▶ **Problem to solve**
Restate the data below word for word. Skip any images it contains.

▶ **Stored rows**
---
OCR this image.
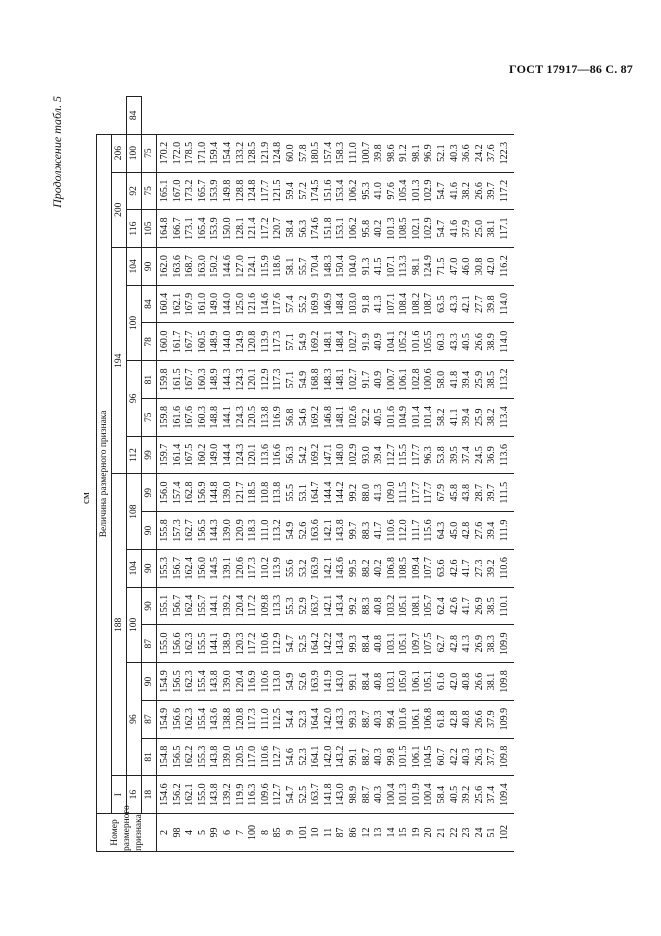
ГОСТ 17917—86 С. 87
Продолжение табл. 5
см
Номер размерного признака	Величина размерного признака																		
	I	188								194						200		206	
	16	96			100		104	108		112	96		100		104	116	92	100	84
	18	81	87	90	87	90	90	90	99	99	75	81	78	84	90	105	75	75	
2	154.6	154.8	154.9	154.9	155.0	155.1	155.3	155.8	156.0	159.7	159.8	159.8	160.0	160.4	162.0	164.8	165.1	170.2	
98	156.2	156.5	156.6	156.5	156.6	156.7	156.7	157.3	157.4	161.4	161.6	161.5	161.7	162.1	163.6	166.7	167.0	172.0	
4	162.1	162.2	162.3	162.3	162.3	162.4	162.4	162.7	162.8	167.5	167.6	167.7	167.7	167.9	168.7	173.1	173.2	178.5	
5	155.0	155.3	155.4	155.4	155.5	155.7	156.0	156.5	156.9	160.2	160.3	160.3	160.5	161.0	163.0	165.4	165.7	171.0	
99	143.8	143.8	143.6	143.8	144.1	144.1	144.5	144.3	144.8	149.0	148.8	148.9	148.9	149.0	150.2	153.9	153.9	159.4	
6	139.2	139.0	138.8	139.0	138.9	139.2	139.1	139.0	139.0	144.4	144.1	144.3	144.0	144.0	144.6	150.0	149.8	154.4	
7	119.9	120.5	120.8	120.4	120.3	120.4	120.6	120.9	121.7	124.3	124.3	124.3	124.9	125.0	127.0	128.1	128.8	133.2	
100	116.3	117.0	117.3	116.9	117.2	117.2	117.3	118.3	118.5	120.1	120.5	120.1	120.8	121.6	124.1	121.4	124.8	128.5	
8	109.6	110.6	111.0	110.6	110.6	109.8	110.2	111.0	110.8	113.6	113.8	112.9	113.9	114.6	115.9	117.2	117.7	121.9	
85	112.7	112.7	112.5	113.0	112.9	113.3	113.9	113.2	113.8	116.6	116.9	117.3	117.3	117.6	118.6	120.7	121.5	124.8	
9	54.7	54.6	54.4	54.9	54.7	55.3	55.6	54.9	55.5	56.3	56.8	57.1	57.1	57.4	58.1	58.4	59.4	60.0	
101	52.5	52.3	52.3	52.6	52.5	52.9	53.2	52.6	53.1	54.2	54.6	54.9	54.9	55.2	55.7	56.3	57.2	57.8	
10	163.7	164.1	164.4	163.9	164.2	163.7	163.9	163.6	164.7	169.2	169.2	168.8	169.2	169.9	170.4	174.6	174.5	180.5	
11	141.8	142.0	142.0	141.9	142.2	142.1	142.1	142.1	144.4	147.1	146.8	148.3	148.1	146.9	148.3	151.8	151.6	157.4	
87	143.0	143.2	143.3	143.0	143.4	143.4	143.6	143.8	144.2	148.0	148.1	148.1	148.4	148.4	150.4	153.1	153.4	158.3	
86	98.9	99.1	99.3	99.1	99.3	99.2	99.5	99.7	99.2	102.9	102.6	102.7	102.7	103.0	104.0	106.2	106.2	111.0	
12	88.7	88.7	88.7	88.4	88.4	88.3	88.2	88.3	88.0	93.0	92.2	91.7	91.9	91.8	91.3	95.8	95.3	100.7	
13	40.3	40.3	40.3	40.8	40.8	40.8	40.2	41.7	41.3	39.4	40.5	40.9	40.9	41.3	41.5	40.2	41.0	39.8	
14	100.4	99.8	99.4	103.1	103.1	103.2	106.8	110.6	109.0	112.7	101.6	100.7	104.1	107.1	107.1	101.3	97.6	98.6	
15	101.3	101.5	101.6	105.0	105.1	105.1	108.5	112.0	111.5	115.5	104.9	106.1	105.2	108.4	113.3	108.5	105.4	91.2	
19	101.9	106.1	106.1	106.1	109.7	108.1	109.4	111.7	117.7	117.7	101.4	102.8	101.6	108.2	98.1	102.1	101.3	98.1	
20	100.4	104.5	106.8	105.1	107.5	105.7	107.7	115.6	117.7	96.3	101.4	100.6	105.5	108.7	124.9	102.9	102.9	96.9	
21	58.4	60.7	61.8	61.6	62.7	62.4	63.6	64.3	67.9	53.8	58.2	58.0	60.3	63.5	71.5	54.7	54.7	52.1	
22	40.5	42.2	42.8	42.0	42.8	42.6	42.6	45.0	45.8	39.5	41.1	41.8	43.3	43.3	47.0	41.6	41.6	40.3	
23	39.2	40.3	40.8	40.8	41.3	41.7	41.7	42.8	43.8	37.4	39.4	39.4	40.5	42.1	46.0	37.9	38.2	36.6	
24	25.6	26.3	26.6	26.6	26.9	26.9	27.3	27.6	28.7	24.5	25.9	25.9	26.6	27.7	30.8	25.0	26.6	24.2	
51	37.4	37.7	37.9	38.1	38.3	38.5	39.2	39.4	39.7	36.9	38.2	38.5	38.9	39.8	42.0	38.1	39.7	37.6	
102	109.4	109.8	109.9	109.8	109.9	110.1	110.6	111.9	111.5	113.6	113.4	113.2	114.0	114.0	116.2	117.1	117.2	122.3	
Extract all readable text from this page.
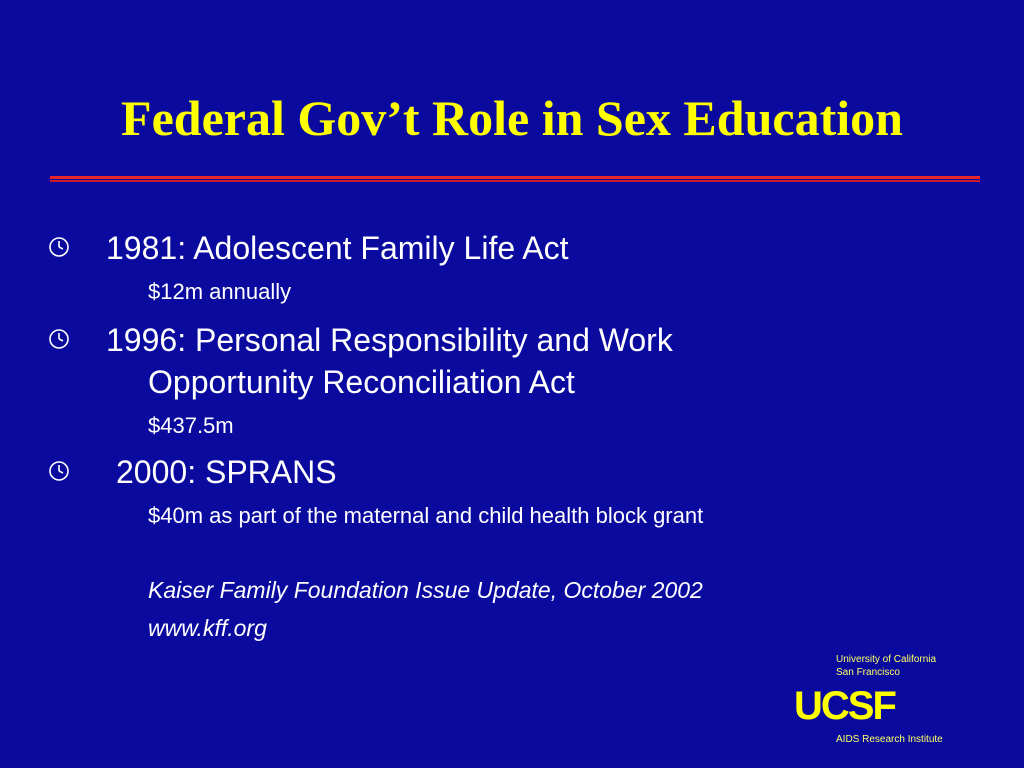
Federal Gov’t Role in Sex Education
1981: Adolescent Family Life Act
$12m annually
1996: Personal Responsibility and Work
Opportunity Reconciliation Act
$437.5m
2000: SPRANS
$40m as part of the maternal and child health block grant
Kaiser Family Foundation Issue Update, October 2002
www.kff.org
University of California
San Francisco
UCSF
AIDS Research Institute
---
▶ **Output for this task**
OCR this image.
ГОСТ 17917—86 С. 87
Продолжение табл. 5
см
Номер размерного признака	Величина размерного признака																		
	I	188								194						200		206	
	16	96			100		104	108		112	96		100		104	116	92	100	84
	18	81	87	90	87	90	90	90	99	99	75	81	78	84	90	105	75	75	
2	154.6	154.8	154.9	154.9	155.0	155.1	155.3	155.8	156.0	159.7	159.8	159.8	160.0	160.4	162.0	164.8	165.1	170.2	
98	156.2	156.5	156.6	156.5	156.6	156.7	156.7	157.3	157.4	161.4	161.6	161.5	161.7	162.1	163.6	166.7	167.0	172.0	
4	162.1	162.2	162.3	162.3	162.3	162.4	162.4	162.7	162.8	167.5	167.6	167.7	167.7	167.9	168.7	173.1	173.2	178.5	
5	155.0	155.3	155.4	155.4	155.5	155.7	156.0	156.5	156.9	160.2	160.3	160.3	160.5	161.0	163.0	165.4	165.7	171.0	
99	143.8	143.8	143.6	143.8	144.1	144.1	144.5	144.3	144.8	149.0	148.8	148.9	148.9	149.0	150.2	153.9	153.9	159.4	
6	139.2	139.0	138.8	139.0	138.9	139.2	139.1	139.0	139.0	144.4	144.1	144.3	144.0	144.0	144.6	150.0	149.8	154.4	
7	119.9	120.5	120.8	120.4	120.3	120.4	120.6	120.9	121.7	124.3	124.3	124.3	124.9	125.0	127.0	128.1	128.8	133.2	
100	116.3	117.0	117.3	116.9	117.2	117.2	117.3	118.3	118.5	120.1	120.5	120.1	120.8	121.6	124.1	121.4	124.8	128.5	
8	109.6	110.6	111.0	110.6	110.6	109.8	110.2	111.0	110.8	113.6	113.8	112.9	113.9	114.6	115.9	117.2	117.7	121.9	
85	112.7	112.7	112.5	113.0	112.9	113.3	113.9	113.2	113.8	116.6	116.9	117.3	117.3	117.6	118.6	120.7	121.5	124.8	
9	54.7	54.6	54.4	54.9	54.7	55.3	55.6	54.9	55.5	56.3	56.8	57.1	57.1	57.4	58.1	58.4	59.4	60.0	
101	52.5	52.3	52.3	52.6	52.5	52.9	53.2	52.6	53.1	54.2	54.6	54.9	54.9	55.2	55.7	56.3	57.2	57.8	
10	163.7	164.1	164.4	163.9	164.2	163.7	163.9	163.6	164.7	169.2	169.2	168.8	169.2	169.9	170.4	174.6	174.5	180.5	
11	141.8	142.0	142.0	141.9	142.2	142.1	142.1	142.1	144.4	147.1	146.8	148.3	148.1	146.9	148.3	151.8	151.6	157.4	
87	143.0	143.2	143.3	143.0	143.4	143.4	143.6	143.8	144.2	148.0	148.1	148.1	148.4	148.4	150.4	153.1	153.4	158.3	
86	98.9	99.1	99.3	99.1	99.3	99.2	99.5	99.7	99.2	102.9	102.6	102.7	102.7	103.0	104.0	106.2	106.2	111.0	
12	88.7	88.7	88.7	88.4	88.4	88.3	88.2	88.3	88.0	93.0	92.2	91.7	91.9	91.8	91.3	95.8	95.3	100.7	
13	40.3	40.3	40.3	40.8	40.8	40.8	40.2	41.7	41.3	39.4	40.5	40.9	40.9	41.3	41.5	40.2	41.0	39.8	
14	100.4	99.8	99.4	103.1	103.1	103.2	106.8	110.6	109.0	112.7	101.6	100.7	104.1	107.1	107.1	101.3	97.6	98.6	
15	101.3	101.5	101.6	105.0	105.1	105.1	108.5	112.0	111.5	115.5	104.9	106.1	105.2	108.4	113.3	108.5	105.4	91.2	
19	101.9	106.1	106.1	106.1	109.7	108.1	109.4	111.7	117.7	117.7	101.4	102.8	101.6	108.2	98.1	102.1	101.3	98.1	
20	100.4	104.5	106.8	105.1	107.5	105.7	107.7	115.6	117.7	96.3	101.4	100.6	105.5	108.7	124.9	102.9	102.9	96.9	
21	58.4	60.7	61.8	61.6	62.7	62.4	63.6	64.3	67.9	53.8	58.2	58.0	60.3	63.5	71.5	54.7	54.7	52.1	
22	40.5	42.2	42.8	42.0	42.8	42.6	42.6	45.0	45.8	39.5	41.1	41.8	43.3	43.3	47.0	41.6	41.6	40.3	
23	39.2	40.3	40.8	40.8	41.3	41.7	41.7	42.8	43.8	37.4	39.4	39.4	40.5	42.1	46.0	37.9	38.2	36.6	
24	25.6	26.3	26.6	26.6	26.9	26.9	27.3	27.6	28.7	24.5	25.9	25.9	26.6	27.7	30.8	25.0	26.6	24.2	
51	37.4	37.7	37.9	38.1	38.3	38.5	39.2	39.4	39.7	36.9	38.2	38.5	38.9	39.8	42.0	38.1	39.7	37.6	
102	109.4	109.8	109.9	109.8	109.9	110.1	110.6	111.9	111.5	113.6	113.4	113.2	114.0	114.0	116.2	117.1	117.2	122.3	
Extract all readable text from this page.
Federal Gov’t Role in Sex Education
1981: Adolescent Family Life Act
$12m annually
1996: Personal Responsibility and Work
Opportunity Reconciliation Act
$437.5m
2000: SPRANS
$40m as part of the maternal and child health block grant
Kaiser Family Foundation Issue Update, October 2002
www.kff.org
University of California
San Francisco
UCSF
AIDS Research Institute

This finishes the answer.